** Texto fornecido **
^^^^

Opinião

Culpa é dos vândalos

Luciano Rocha

Jornalista

Na desordem luandense nada surpreende, mas a indignação - mesmo quando sufocada por nós de receios - é crescente, como sucede face às reacções da ENDE e da CACL à morte, recente, da zungueira electrocutada em espaço público.

22/03/2021  Última atualização 08H59
Para evitar perdas de tempo na decifração de siglas - tantas são que já mereciam dicionário próprio - esclareça-se que ENDE significa Empresa Nacional de Distribuição de Electricidade e CACL, Comissão Administrativa da Cidade de Luanda, organismos legais, com presidentes nomeados.

Os dois presidentes juntaram-se para alijarem responsabilidades na morte da zungueira, que estava na rua, bacia de plástico à cabeça, para ganhar o pão, que "demónios” continuam a "amassar” e, neste caso, fazer-se... à morte. Em casa tinha deixado seis bocas. A do marido, desempregado, e de cinco descendentes, o mais novo, uma menina de 9 anos.

^^^^

** Listagem fornecida **
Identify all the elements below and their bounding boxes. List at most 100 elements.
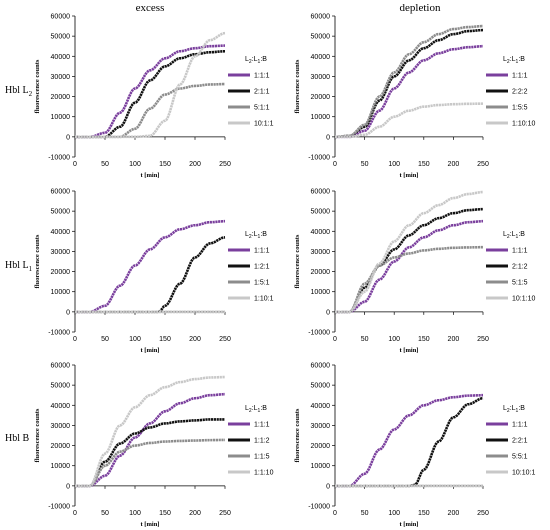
series-line-2:2:1 bbox=[334, 396, 484, 488]
legend-entry: 5:1:5 bbox=[512, 280, 528, 287]
y-tick-label: 10000 bbox=[51, 463, 71, 470]
legend-entry: 2:1:2 bbox=[512, 264, 528, 271]
y-tick-label: 50000 bbox=[51, 383, 71, 390]
y-tick-label: 20000 bbox=[51, 94, 71, 101]
x-tick-label: 150 bbox=[159, 510, 171, 517]
y-tick-label: 0 bbox=[66, 483, 70, 490]
x-tick-label: 200 bbox=[448, 336, 460, 343]
series-line-5:1:1 bbox=[74, 82, 226, 139]
y-tick-label: 30000 bbox=[51, 74, 71, 81]
y-tick-label: -10000 bbox=[308, 155, 330, 162]
y-axis-label: fluorescence counts bbox=[34, 234, 41, 288]
row-label-text: Hbl L bbox=[5, 260, 29, 271]
legend-title: L2:L1:B bbox=[503, 405, 525, 414]
x-axis-label: t [min] bbox=[400, 172, 419, 179]
x-tick-label: 0 bbox=[73, 161, 77, 168]
x-tick-label: 200 bbox=[189, 161, 201, 168]
series-line-2:2:2 bbox=[334, 28, 484, 139]
series-line-1:5:5 bbox=[334, 24, 484, 139]
legend-entry: 1:1:1 bbox=[254, 73, 270, 80]
y-tick-label: 20000 bbox=[51, 443, 71, 450]
series-line-1:1:1 bbox=[74, 44, 226, 139]
x-tick-label: 50 bbox=[361, 510, 369, 517]
x-tick-label: 50 bbox=[361, 161, 369, 168]
legend-entry: 1:1:2 bbox=[254, 438, 270, 445]
x-tick-label: 250 bbox=[219, 161, 231, 168]
y-tick-label: 60000 bbox=[51, 14, 71, 21]
y-tick-label: 0 bbox=[326, 483, 330, 490]
legend-entry: 5:5:1 bbox=[512, 454, 528, 461]
x-axis-label: t [min] bbox=[141, 347, 160, 354]
y-tick-label: 60000 bbox=[311, 189, 331, 196]
y-tick-label: 10000 bbox=[51, 114, 71, 121]
y-tick-label: 60000 bbox=[51, 363, 71, 370]
legend-entry: 1:1:1 bbox=[512, 248, 528, 255]
x-tick-label: 250 bbox=[477, 510, 489, 517]
x-tick-label: 150 bbox=[418, 336, 430, 343]
x-axis-label: t [min] bbox=[400, 521, 419, 528]
y-axis-label: fluorescence counts bbox=[294, 408, 301, 462]
y-tick-label: 40000 bbox=[51, 229, 71, 236]
x-tick-label: 200 bbox=[189, 510, 201, 517]
x-tick-label: 250 bbox=[477, 161, 489, 168]
y-tick-label: 50000 bbox=[311, 209, 331, 216]
series-line-1:1:1 bbox=[334, 393, 484, 488]
y-tick-label: 0 bbox=[326, 134, 330, 141]
x-tick-label: 50 bbox=[361, 336, 369, 343]
y-tick-label: 30000 bbox=[311, 249, 331, 256]
y-tick-label: 10000 bbox=[311, 114, 331, 121]
legend-entry: 1:1:5 bbox=[254, 454, 270, 461]
y-tick-label: 20000 bbox=[311, 443, 331, 450]
y-tick-label: 0 bbox=[66, 134, 70, 141]
y-tick-label: -10000 bbox=[48, 155, 70, 162]
x-tick-label: 0 bbox=[333, 336, 337, 343]
legend-title: L2:L1:B bbox=[245, 405, 267, 414]
y-tick-label: 40000 bbox=[51, 54, 71, 61]
legend-entry: 1:1:1 bbox=[512, 73, 528, 80]
row-label-text: Hbl L bbox=[5, 85, 29, 96]
x-axis-label: t [min] bbox=[141, 521, 160, 528]
legend-title: L2:L1:B bbox=[503, 231, 525, 240]
y-tick-label: 0 bbox=[66, 309, 70, 316]
legend-entry: 10:1:1 bbox=[254, 121, 274, 128]
x-tick-label: 250 bbox=[477, 336, 489, 343]
y-tick-label: 60000 bbox=[311, 14, 331, 21]
legend-entry: 1:10:10 bbox=[512, 121, 535, 128]
x-tick-label: 250 bbox=[219, 510, 231, 517]
x-tick-label: 100 bbox=[129, 336, 141, 343]
row-label-text: Hbl B bbox=[5, 433, 30, 444]
series-line-1:1:10 bbox=[74, 375, 226, 488]
y-axis-label: fluorescence counts bbox=[294, 234, 301, 288]
series-line-1:1:1 bbox=[334, 219, 484, 314]
legend-entry: 2:2:2 bbox=[512, 89, 528, 96]
y-tick-label: 50000 bbox=[311, 383, 331, 390]
y-tick-label: 20000 bbox=[311, 269, 331, 276]
y-tick-label: 30000 bbox=[311, 74, 331, 81]
x-tick-label: 0 bbox=[333, 510, 337, 517]
legend-entry: 1:10:1 bbox=[254, 296, 274, 303]
legend-title: L2:L1:B bbox=[503, 56, 525, 65]
legend-entry: 1:5:1 bbox=[254, 280, 270, 287]
y-axis-label: fluorescence counts bbox=[34, 408, 41, 462]
x-tick-label: 150 bbox=[159, 161, 171, 168]
legend-entry: 1:5:5 bbox=[512, 105, 528, 112]
y-tick-label: -10000 bbox=[48, 330, 70, 337]
y-tick-label: 0 bbox=[326, 309, 330, 316]
y-tick-label: 50000 bbox=[51, 209, 71, 216]
series-line-1:1:5 bbox=[74, 438, 226, 488]
legend-entry: 10:10:1 bbox=[512, 470, 535, 477]
y-tick-label: -10000 bbox=[308, 504, 330, 511]
y-tick-label: 20000 bbox=[51, 269, 71, 276]
x-axis-label: t [min] bbox=[400, 347, 419, 354]
y-tick-label: 10000 bbox=[311, 463, 331, 470]
row-label-hbl-b: Hbl B bbox=[5, 433, 30, 444]
series-line-1:10:10 bbox=[334, 102, 484, 139]
y-tick-label: 40000 bbox=[311, 403, 331, 410]
legend-entry: 5:1:1 bbox=[254, 105, 270, 112]
x-tick-label: 150 bbox=[418, 161, 430, 168]
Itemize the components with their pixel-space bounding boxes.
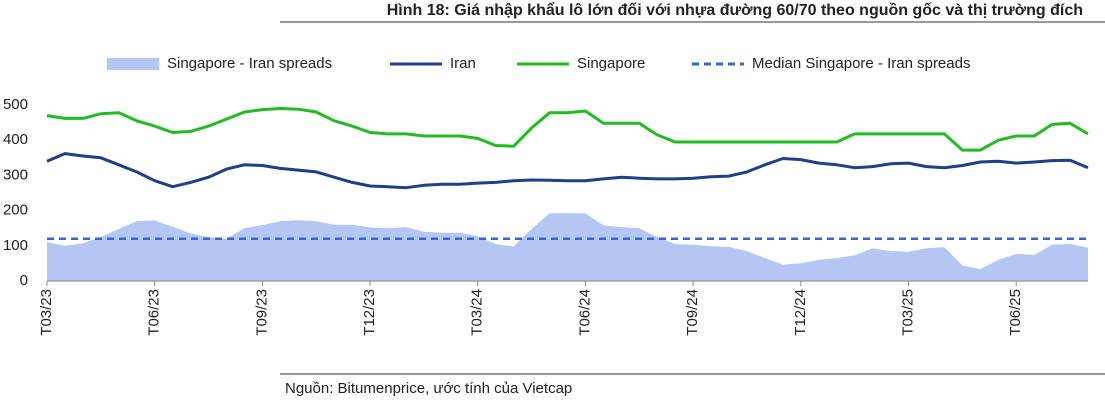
x-tick-label: T12/24 <box>792 289 809 336</box>
y-tick-label: 100 <box>3 237 28 254</box>
y-tick-label: 300 <box>3 166 28 183</box>
legend-label: Singapore <box>577 55 645 72</box>
legend-label: Singapore - Iran spreads <box>167 55 332 72</box>
legend-swatch <box>107 58 159 70</box>
y-tick-label: 400 <box>3 131 28 148</box>
line <box>46 107 1089 152</box>
x-tick-label: T06/23 <box>146 289 163 336</box>
area <box>47 213 1088 281</box>
y-tick-label: 0 <box>20 272 28 289</box>
x-tick-label: T06/24 <box>576 289 593 336</box>
x-tick-label: T06/25 <box>1007 289 1024 336</box>
x-tick-label: T09/23 <box>253 289 270 336</box>
legend-label: Median Singapore - Iran spreads <box>752 55 970 72</box>
x-tick-label: T03/24 <box>469 289 486 336</box>
x-tick-label: T12/23 <box>361 289 378 336</box>
chart-title: Hình 18: Giá nhập khẩu lô lớn đối với nh… <box>387 1 1083 19</box>
source-note: Nguồn: Bitumenprice, ước tính của Vietca… <box>285 380 572 397</box>
x-tick-label: T03/23 <box>38 289 55 336</box>
y-tick-label: 200 <box>3 202 28 219</box>
x-tick-label: T09/24 <box>684 289 701 336</box>
legend-label: Iran <box>450 55 476 72</box>
x-tick-label: T03/25 <box>899 289 916 336</box>
y-tick-label: 500 <box>3 96 28 113</box>
line <box>46 152 1089 190</box>
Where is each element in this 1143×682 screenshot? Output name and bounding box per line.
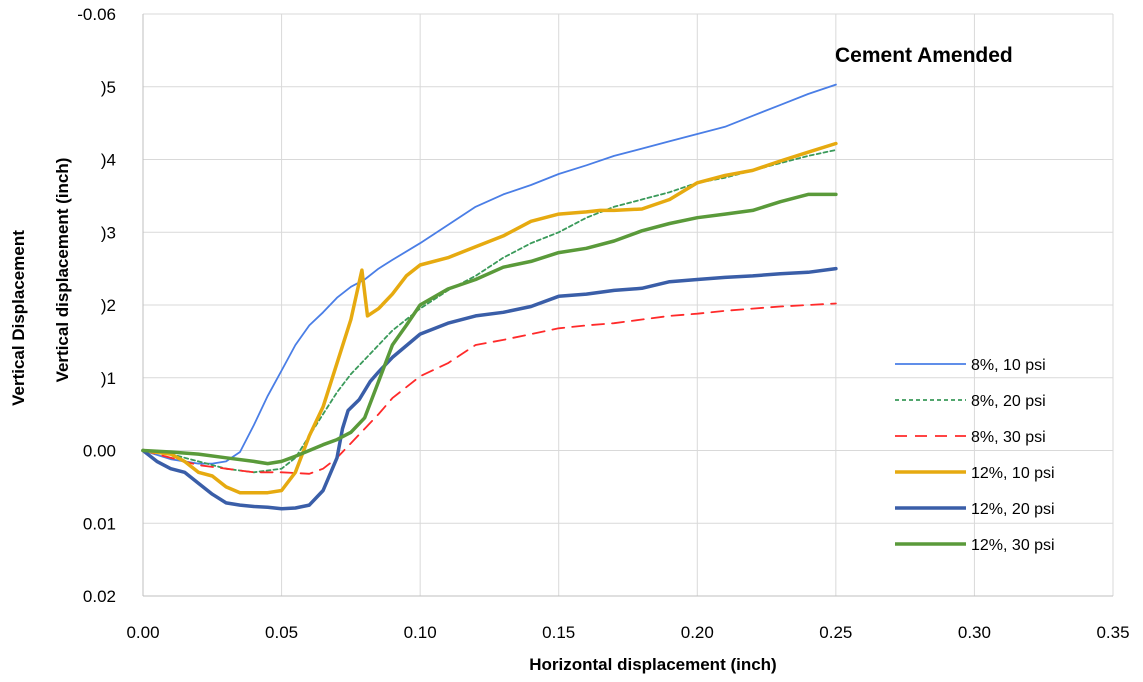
y-axis-title-behind: Vertical Displacement	[9, 230, 28, 406]
chart-title: Cement Amended	[835, 44, 1013, 67]
y-axis-title: Vertical displacement (inch)	[53, 158, 72, 383]
legend-label: 8%, 10 psi	[971, 357, 1046, 374]
legend-label: 12%, 30 psi	[971, 537, 1055, 554]
x-tick-label: 0.10	[404, 623, 437, 642]
plot-area-border	[142, 14, 1113, 597]
x-tick-label: 0.15	[542, 623, 575, 642]
series-layer	[141, 83, 838, 511]
y-tick-label: )2	[101, 296, 116, 315]
y-tick-label: )5	[101, 78, 116, 97]
x-tick-label: 0.35	[1096, 623, 1129, 642]
series-line-6	[141, 192, 838, 466]
legend: 8%, 10 psi 8%, 20 psi 8%, 30 psi 12%, 10 ps…	[895, 357, 1055, 554]
x-axis-title: Horizontal displacement (inch)	[529, 655, 776, 674]
legend-label: 12%, 10 psi	[971, 465, 1055, 482]
y-tick-label: )1	[101, 369, 116, 388]
series-line-4	[141, 141, 838, 495]
x-tick-label: 0.30	[958, 623, 991, 642]
y-tick-label: )4	[101, 151, 116, 170]
y-tick-label: 0.01	[83, 514, 116, 533]
y-tick-label: -0.06	[77, 5, 116, 24]
legend-label: 8%, 30 psi	[971, 429, 1046, 446]
series-line-3	[142, 302, 837, 475]
y-tick-label: )3	[101, 223, 116, 242]
x-tick-label: 0.25	[819, 623, 852, 642]
x-tick-label: 0.05	[265, 623, 298, 642]
x-axis-ticks: 0.00 0.05 0.10 0.15 0.20 0.25 0.30 0.35	[126, 623, 1129, 642]
x-tick-label: 0.20	[681, 623, 714, 642]
y-axis-title-mask	[29, 150, 49, 490]
series-line-5	[141, 266, 838, 511]
y-tick-label: 0.00	[83, 442, 116, 461]
y-axis-ticks: -0.06 )5 )4 )3 )2 )1 0.00 0.01 0.02	[77, 5, 116, 606]
series-line-1	[142, 83, 837, 465]
x-tick-label: 0.00	[126, 623, 159, 642]
y-tick-label: 0.02	[83, 587, 116, 606]
legend-label: 12%, 20 psi	[971, 501, 1055, 518]
legend-label: 8%, 20 psi	[971, 393, 1046, 410]
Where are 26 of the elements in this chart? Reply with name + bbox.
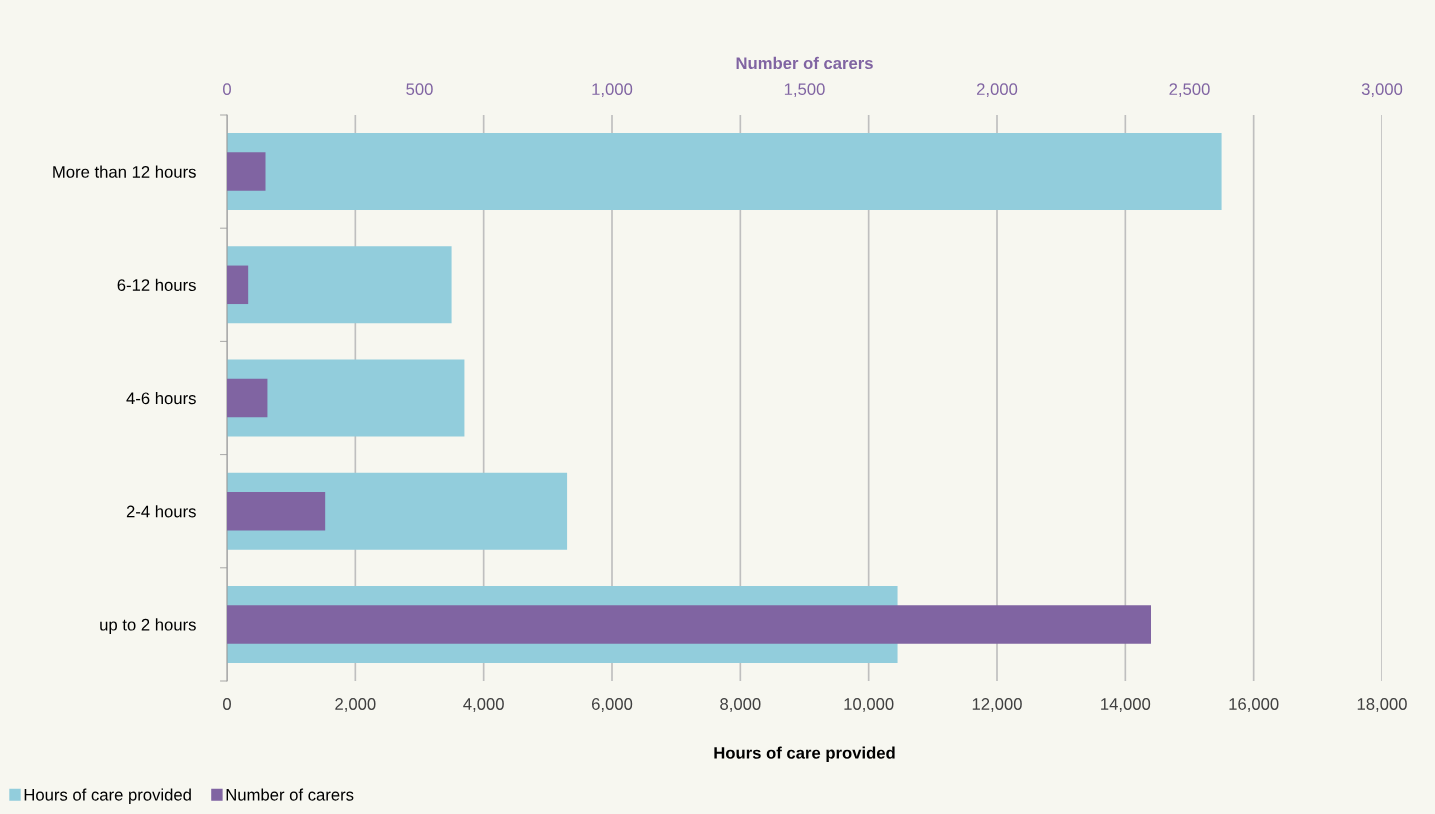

^^^^

** Tarefa A **
Resuma o parágrafo do artigo sobre a morte da zungueira que começa com "Os dois presidentes juntaram-se", mantendo os fatos principais.
** Tarefa B **
Extraia do artigo sobre a morte da zungueira tudo o que vai desde "Na desordem luandense" até "com presidentes nomeados.", sem mudar nada.
** Tarefa C **
Escreva o que vem a seguir no artigo sobre a morte da zungueira, a partir de onde ele termina.

** Resposta certa A **
Os dois presidentes se uniram para se livrar da responsabilidade pela morte da zungueira. Ela estava na rua, com uma bacia de plástico na cabeça, ganhando o pão. Deixou em casa seis pessoas: o marido, desempregado, e cinco filhos, sendo a mais nova uma menina de 9 anos.

** Resposta certa B **
Na desordem luandense nada surpreende, mas a indignação - mesmo quando sufocada por nós de receios - é crescente, como sucede face às reacções da ENDE e da CACL à morte, recente, da zungueira electrocutada em espaço público.

22/03/2021  Última atualização 08H59
Para evitar perdas de tempo na decifração de siglas - tantas são que já mereciam dicionário próprio - esclareça-se que ENDE significa Empresa Nacional de Distribuição de Electricidade e CACL, Comissão Administrativa da Cidade de Luanda, organismos legais, com presidentes nomeados.

** Resposta certa C **
A  modesta trabalhadora por conta própria, sem qualquer protecção social, chamava-se Alice João Cambongo. Fixe-se o nome para poder ser inscrito no "álbum das vítimas de incompetências”, meio dos vindouros saberem, um dia, o que foi a Luanda destes tempos.

Ambos os protagonistas da conferência - realizada dois dias após o drama - uniram vozes para falarem um de cada vez, é verdade, mas, na prática, em coro desafinado, sobre os motivos, deles, de Alice João ter morrido, em plena labuta, num dia de chuva desamarrada que castigou apenas inocentes.

As causas apresentadas pelos promotores da conferência de imprensa são alheias às responsabilidades de qualquer um deles na morte de Alice João. O da ENDE, com base "na peritagem de técnicos”, culpou "a vandalização de cabos de energia numa coluna de iluminação pública” pelo fim trágico de Alice João.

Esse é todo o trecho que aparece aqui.